■ **SET TASK**
Go through the entries below and copy each line containing the word "name".
— begin —
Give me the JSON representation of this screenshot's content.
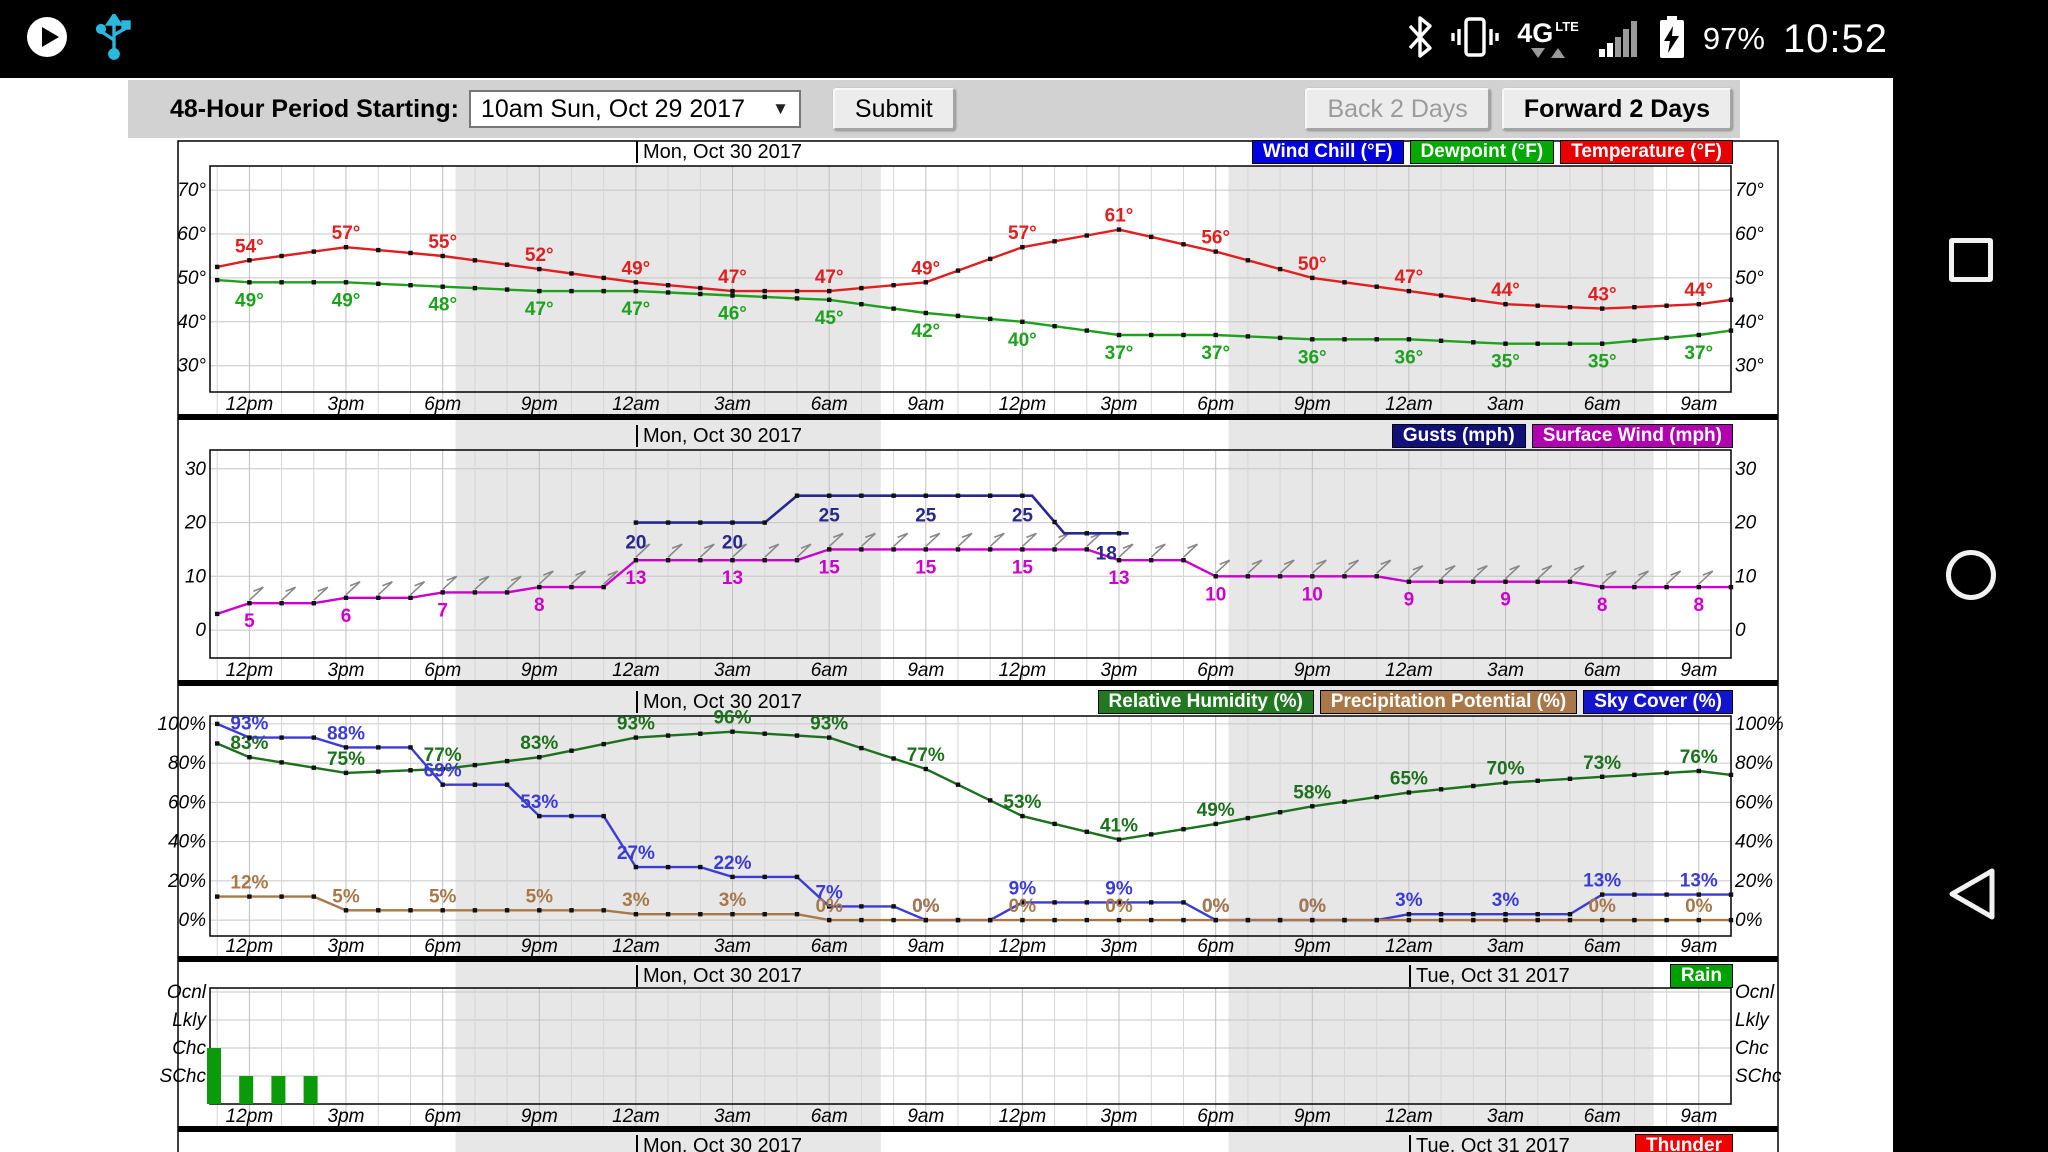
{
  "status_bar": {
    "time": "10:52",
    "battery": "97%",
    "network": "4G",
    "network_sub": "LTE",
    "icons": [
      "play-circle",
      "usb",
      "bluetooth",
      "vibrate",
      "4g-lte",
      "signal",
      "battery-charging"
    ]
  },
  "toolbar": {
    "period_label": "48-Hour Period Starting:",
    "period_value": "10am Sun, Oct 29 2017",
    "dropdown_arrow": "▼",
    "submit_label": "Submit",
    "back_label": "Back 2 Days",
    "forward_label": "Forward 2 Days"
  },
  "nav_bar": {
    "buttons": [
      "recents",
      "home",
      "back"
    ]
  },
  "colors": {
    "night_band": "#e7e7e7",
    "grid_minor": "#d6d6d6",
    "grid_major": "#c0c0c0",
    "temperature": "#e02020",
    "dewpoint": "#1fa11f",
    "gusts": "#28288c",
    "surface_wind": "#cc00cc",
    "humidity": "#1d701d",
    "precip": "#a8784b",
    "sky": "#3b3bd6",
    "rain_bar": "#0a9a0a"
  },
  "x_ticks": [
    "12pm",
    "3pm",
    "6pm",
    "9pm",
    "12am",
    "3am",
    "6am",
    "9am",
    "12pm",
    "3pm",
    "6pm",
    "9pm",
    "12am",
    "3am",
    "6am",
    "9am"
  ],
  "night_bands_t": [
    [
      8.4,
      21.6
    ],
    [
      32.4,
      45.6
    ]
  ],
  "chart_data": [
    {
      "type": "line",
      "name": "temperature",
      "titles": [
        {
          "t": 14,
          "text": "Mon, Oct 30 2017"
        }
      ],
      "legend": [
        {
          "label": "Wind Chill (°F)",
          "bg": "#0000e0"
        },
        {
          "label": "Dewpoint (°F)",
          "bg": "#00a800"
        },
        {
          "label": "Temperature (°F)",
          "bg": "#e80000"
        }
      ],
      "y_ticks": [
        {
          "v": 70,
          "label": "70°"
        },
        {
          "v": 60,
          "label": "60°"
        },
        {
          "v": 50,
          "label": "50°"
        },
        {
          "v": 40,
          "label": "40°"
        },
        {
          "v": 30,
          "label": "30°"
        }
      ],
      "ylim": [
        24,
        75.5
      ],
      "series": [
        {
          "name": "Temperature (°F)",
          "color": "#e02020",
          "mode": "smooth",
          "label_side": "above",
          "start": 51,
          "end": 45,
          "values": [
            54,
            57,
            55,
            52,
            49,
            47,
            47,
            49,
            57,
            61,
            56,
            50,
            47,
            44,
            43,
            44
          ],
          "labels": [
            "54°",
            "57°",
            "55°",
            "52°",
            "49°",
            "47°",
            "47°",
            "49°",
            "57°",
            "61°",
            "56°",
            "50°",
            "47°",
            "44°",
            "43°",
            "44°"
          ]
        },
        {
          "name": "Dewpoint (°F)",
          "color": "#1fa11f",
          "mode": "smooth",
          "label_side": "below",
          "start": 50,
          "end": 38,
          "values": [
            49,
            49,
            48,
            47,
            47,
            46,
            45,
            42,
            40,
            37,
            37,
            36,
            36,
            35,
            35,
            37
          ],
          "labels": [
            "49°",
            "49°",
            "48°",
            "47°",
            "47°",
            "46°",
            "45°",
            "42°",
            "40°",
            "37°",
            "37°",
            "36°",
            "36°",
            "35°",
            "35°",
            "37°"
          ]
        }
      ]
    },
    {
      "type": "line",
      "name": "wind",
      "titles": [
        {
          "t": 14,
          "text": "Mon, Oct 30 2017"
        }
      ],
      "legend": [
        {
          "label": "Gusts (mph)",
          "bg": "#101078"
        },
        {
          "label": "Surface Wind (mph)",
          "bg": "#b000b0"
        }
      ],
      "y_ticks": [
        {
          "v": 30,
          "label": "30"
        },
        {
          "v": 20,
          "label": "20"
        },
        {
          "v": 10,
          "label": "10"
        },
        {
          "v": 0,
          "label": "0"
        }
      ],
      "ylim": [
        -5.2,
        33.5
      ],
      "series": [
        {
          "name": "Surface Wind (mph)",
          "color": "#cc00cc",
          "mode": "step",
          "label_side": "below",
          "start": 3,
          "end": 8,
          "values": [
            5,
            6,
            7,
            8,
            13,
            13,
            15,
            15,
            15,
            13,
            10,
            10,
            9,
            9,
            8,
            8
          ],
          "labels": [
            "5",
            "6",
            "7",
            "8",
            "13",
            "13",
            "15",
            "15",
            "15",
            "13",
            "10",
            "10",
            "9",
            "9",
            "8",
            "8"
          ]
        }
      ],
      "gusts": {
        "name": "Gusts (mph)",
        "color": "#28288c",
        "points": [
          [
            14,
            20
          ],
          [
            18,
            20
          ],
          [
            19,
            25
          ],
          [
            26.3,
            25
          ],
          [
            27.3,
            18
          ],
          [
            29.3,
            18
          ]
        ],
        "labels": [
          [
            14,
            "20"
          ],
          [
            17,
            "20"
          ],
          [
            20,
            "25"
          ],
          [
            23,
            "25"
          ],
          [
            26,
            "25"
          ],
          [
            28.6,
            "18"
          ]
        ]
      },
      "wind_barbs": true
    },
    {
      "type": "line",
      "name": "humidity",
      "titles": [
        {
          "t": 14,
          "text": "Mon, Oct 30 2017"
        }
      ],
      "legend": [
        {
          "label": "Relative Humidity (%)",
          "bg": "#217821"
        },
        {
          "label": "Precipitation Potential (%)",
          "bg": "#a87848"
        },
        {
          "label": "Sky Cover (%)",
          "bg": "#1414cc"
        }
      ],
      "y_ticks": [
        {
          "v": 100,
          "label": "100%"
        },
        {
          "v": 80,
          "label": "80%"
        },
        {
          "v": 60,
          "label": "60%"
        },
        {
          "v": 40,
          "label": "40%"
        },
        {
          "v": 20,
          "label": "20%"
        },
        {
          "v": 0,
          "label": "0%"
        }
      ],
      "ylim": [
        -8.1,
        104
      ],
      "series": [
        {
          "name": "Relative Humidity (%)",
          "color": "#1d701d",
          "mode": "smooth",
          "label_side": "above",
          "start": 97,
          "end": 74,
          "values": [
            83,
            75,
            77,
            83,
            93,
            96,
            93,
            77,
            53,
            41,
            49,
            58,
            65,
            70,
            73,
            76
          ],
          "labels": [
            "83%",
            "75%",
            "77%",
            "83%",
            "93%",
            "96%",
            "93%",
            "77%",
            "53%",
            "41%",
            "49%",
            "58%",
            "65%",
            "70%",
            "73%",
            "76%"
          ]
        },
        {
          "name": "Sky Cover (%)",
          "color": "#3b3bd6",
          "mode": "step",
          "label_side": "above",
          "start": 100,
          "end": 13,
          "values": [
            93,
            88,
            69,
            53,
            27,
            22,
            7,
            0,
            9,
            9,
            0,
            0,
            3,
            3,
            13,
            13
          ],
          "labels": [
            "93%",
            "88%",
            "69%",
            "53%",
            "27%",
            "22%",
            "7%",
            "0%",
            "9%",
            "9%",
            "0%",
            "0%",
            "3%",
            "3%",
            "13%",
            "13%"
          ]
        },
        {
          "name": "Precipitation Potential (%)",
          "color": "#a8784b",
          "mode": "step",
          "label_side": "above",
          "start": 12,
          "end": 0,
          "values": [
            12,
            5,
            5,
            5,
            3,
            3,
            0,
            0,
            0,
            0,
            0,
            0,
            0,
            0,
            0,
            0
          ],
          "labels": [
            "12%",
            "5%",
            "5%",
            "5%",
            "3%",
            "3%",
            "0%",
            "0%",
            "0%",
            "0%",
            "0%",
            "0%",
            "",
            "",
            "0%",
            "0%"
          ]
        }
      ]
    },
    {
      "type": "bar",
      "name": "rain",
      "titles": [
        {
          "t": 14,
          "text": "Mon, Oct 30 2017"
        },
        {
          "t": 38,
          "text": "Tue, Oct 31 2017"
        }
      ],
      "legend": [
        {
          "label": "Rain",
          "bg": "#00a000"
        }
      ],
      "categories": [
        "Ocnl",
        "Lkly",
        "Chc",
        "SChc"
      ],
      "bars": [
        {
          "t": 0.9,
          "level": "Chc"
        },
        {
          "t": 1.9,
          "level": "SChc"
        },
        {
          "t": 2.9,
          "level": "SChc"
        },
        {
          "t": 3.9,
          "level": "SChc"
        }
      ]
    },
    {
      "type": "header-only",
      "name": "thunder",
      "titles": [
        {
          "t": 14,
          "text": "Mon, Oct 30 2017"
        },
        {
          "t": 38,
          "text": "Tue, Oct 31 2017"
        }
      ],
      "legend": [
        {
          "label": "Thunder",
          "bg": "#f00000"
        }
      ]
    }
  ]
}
— end —
■ **ANSWER FOR THIS EXERCISE**
      "name": "temperature",
          "name": "Temperature (°F)",
          "name": "Dewpoint (°F)",
      "name": "wind",
          "name": "Surface Wind (mph)",
        "name": "Gusts (mph)",
      "name": "humidity",
          "name": "Relative Humidity (%)",
          "name": "Sky Cover (%)",
          "name": "Precipitation Potential (%)",
      "name": "rain",
      "name": "thunder",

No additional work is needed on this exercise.